» Stored data entries:
[Start]

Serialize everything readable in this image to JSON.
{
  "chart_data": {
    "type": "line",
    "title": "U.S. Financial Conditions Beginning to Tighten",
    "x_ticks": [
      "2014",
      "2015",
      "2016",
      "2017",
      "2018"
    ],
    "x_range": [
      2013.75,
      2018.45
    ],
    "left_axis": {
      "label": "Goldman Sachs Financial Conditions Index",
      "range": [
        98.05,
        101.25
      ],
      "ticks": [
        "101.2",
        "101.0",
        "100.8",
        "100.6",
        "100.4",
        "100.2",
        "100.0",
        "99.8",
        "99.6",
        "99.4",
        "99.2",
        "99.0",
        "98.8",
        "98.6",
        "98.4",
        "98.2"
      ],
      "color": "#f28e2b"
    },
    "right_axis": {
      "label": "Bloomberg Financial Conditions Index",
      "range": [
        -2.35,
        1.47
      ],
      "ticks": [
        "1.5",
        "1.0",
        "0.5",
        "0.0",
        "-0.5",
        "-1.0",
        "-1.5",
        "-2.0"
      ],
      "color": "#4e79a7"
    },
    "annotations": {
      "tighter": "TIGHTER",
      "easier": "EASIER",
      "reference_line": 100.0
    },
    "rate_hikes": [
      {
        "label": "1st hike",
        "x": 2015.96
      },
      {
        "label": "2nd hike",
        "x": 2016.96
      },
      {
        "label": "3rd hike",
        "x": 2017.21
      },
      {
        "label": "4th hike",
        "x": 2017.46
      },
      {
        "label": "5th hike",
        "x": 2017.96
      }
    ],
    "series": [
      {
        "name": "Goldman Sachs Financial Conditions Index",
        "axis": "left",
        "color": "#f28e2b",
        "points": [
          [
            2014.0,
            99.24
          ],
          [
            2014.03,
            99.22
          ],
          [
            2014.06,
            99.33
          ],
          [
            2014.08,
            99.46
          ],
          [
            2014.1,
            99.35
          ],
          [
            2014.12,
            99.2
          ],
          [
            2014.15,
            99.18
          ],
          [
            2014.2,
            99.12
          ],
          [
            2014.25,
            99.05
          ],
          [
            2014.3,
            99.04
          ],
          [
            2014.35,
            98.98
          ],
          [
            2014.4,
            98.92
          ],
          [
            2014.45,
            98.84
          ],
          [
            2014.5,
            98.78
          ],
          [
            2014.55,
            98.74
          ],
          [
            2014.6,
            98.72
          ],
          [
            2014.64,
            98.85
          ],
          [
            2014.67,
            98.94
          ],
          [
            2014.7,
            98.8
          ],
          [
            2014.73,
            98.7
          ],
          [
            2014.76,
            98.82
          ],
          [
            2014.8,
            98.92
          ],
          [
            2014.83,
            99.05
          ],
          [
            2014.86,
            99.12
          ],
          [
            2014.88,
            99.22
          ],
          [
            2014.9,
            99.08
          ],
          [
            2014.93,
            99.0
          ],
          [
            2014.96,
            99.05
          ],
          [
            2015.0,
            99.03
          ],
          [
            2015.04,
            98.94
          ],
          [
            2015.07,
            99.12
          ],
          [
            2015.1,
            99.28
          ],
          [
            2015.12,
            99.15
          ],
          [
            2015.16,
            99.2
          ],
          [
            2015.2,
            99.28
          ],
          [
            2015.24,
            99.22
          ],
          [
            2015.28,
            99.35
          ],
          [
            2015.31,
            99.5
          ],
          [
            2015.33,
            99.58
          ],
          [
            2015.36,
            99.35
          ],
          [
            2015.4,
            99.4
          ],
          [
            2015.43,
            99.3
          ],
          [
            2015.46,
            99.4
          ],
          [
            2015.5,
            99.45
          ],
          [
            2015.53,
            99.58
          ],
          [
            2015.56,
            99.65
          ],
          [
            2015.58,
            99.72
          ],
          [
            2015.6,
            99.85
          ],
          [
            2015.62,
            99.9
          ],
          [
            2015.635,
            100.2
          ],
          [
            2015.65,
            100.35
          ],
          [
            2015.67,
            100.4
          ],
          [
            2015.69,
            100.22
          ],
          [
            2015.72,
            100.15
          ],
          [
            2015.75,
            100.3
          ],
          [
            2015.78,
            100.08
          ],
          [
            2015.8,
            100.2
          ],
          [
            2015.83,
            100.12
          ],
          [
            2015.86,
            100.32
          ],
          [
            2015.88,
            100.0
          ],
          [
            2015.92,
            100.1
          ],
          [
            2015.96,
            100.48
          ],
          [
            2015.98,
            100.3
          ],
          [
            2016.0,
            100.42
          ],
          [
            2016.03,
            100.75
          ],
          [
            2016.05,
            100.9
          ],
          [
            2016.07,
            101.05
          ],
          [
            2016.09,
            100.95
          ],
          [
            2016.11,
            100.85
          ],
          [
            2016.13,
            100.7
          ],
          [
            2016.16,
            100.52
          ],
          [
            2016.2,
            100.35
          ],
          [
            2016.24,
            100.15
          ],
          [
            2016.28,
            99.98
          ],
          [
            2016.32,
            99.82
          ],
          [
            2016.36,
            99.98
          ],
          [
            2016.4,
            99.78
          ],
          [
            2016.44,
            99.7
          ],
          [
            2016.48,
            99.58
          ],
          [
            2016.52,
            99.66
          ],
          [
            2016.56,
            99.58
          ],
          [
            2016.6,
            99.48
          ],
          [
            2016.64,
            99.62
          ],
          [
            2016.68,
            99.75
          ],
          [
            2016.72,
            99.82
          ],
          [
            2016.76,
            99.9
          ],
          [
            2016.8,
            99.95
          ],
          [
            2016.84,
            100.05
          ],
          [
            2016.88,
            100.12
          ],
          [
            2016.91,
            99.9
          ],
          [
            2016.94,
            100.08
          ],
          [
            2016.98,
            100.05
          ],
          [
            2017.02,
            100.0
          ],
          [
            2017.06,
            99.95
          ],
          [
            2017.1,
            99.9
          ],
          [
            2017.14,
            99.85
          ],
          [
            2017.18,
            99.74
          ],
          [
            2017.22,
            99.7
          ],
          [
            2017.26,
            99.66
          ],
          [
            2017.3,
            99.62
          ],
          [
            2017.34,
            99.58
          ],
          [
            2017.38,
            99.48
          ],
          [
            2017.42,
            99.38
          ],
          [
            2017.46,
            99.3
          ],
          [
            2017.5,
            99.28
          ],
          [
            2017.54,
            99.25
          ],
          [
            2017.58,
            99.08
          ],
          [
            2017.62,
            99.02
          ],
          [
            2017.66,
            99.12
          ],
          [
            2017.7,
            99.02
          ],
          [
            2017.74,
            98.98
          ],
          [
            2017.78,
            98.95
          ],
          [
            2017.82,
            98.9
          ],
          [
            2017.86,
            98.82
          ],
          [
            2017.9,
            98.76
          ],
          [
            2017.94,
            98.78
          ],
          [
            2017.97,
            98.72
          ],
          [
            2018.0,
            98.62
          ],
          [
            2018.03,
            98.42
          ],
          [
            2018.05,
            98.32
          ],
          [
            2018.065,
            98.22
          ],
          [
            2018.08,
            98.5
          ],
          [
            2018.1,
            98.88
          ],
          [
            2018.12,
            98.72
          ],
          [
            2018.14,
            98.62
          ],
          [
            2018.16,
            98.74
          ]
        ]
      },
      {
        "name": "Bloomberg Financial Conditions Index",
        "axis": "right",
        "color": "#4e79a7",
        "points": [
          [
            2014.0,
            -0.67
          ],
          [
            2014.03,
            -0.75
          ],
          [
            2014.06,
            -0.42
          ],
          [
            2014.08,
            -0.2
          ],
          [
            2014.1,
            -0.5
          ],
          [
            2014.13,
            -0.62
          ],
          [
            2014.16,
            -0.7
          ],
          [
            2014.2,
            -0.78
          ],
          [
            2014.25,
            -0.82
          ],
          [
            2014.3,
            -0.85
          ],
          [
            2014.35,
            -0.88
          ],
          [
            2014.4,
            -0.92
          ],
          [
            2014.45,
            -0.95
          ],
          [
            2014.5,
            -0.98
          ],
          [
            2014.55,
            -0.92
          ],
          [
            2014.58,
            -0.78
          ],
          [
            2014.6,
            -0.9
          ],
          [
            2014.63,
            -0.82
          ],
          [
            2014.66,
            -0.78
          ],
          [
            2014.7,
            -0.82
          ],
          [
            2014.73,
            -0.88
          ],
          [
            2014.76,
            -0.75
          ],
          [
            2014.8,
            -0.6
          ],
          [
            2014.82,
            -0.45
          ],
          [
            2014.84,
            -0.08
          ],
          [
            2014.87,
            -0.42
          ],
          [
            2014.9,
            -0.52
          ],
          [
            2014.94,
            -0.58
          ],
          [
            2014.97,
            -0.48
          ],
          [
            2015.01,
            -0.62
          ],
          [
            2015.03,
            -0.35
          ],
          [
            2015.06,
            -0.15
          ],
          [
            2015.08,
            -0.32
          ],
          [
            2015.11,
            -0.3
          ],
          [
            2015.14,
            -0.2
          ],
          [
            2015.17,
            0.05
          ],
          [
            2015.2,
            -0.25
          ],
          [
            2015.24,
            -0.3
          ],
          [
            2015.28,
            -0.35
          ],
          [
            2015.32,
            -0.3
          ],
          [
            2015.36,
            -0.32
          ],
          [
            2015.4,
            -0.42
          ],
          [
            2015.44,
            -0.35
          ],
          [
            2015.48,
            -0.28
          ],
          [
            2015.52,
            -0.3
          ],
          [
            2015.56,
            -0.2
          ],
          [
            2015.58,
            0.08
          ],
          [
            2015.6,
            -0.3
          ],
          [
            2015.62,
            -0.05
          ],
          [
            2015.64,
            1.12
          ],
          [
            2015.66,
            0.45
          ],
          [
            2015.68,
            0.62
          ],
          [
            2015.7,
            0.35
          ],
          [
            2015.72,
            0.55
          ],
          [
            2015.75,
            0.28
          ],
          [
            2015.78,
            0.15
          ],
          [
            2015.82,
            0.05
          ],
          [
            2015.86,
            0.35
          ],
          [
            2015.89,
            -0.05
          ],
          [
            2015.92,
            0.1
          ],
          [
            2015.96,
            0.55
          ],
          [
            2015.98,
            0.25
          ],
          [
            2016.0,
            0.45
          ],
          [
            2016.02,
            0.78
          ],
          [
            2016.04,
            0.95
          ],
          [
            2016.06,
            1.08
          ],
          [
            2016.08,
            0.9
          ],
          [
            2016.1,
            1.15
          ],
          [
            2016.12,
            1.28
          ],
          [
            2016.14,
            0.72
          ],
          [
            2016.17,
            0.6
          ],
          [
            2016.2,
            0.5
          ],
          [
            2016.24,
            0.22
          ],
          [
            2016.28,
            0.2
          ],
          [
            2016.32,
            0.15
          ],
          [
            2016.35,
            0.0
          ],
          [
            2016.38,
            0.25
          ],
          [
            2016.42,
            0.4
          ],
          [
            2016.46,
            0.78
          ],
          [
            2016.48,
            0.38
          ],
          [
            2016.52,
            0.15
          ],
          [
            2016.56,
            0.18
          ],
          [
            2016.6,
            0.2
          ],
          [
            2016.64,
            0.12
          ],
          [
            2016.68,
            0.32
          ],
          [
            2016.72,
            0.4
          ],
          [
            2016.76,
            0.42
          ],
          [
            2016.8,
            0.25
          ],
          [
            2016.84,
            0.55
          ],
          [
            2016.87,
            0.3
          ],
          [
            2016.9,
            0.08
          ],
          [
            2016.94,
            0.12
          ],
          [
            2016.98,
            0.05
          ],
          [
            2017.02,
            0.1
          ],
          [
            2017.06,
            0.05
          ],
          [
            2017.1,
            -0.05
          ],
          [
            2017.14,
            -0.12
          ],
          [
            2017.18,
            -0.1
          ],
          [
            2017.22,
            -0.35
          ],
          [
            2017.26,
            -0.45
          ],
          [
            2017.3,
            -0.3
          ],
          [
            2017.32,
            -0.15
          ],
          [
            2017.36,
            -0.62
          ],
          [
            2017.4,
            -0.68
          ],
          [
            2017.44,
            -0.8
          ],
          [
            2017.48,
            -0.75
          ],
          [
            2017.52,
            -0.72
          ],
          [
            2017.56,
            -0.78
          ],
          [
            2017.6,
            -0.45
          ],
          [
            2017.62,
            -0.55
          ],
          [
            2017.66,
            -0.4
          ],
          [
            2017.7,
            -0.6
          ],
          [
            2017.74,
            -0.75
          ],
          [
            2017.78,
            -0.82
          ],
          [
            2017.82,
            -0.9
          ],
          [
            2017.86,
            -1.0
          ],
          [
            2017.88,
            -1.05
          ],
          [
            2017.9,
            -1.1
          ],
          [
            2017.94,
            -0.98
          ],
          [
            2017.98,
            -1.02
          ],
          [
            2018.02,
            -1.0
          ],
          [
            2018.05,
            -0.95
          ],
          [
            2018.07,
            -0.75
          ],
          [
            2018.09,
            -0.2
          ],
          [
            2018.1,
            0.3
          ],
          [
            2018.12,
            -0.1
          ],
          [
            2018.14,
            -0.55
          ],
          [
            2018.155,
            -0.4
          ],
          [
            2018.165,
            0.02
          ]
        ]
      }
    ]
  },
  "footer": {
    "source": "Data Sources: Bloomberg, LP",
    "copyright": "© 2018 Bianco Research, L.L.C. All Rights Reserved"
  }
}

[End]

» EXERCISE REQUIREMENTS: Select every line above that contains the word "Financial", and copy it.

» THE SOLUTION:
    "title": "U.S. Financial Conditions Beginning to Tighten",
      "label": "Goldman Sachs Financial Conditions Index",
      "label": "Bloomberg Financial Conditions Index",
        "name": "Goldman Sachs Financial Conditions Index",
        "name": "Bloomberg Financial Conditions Index",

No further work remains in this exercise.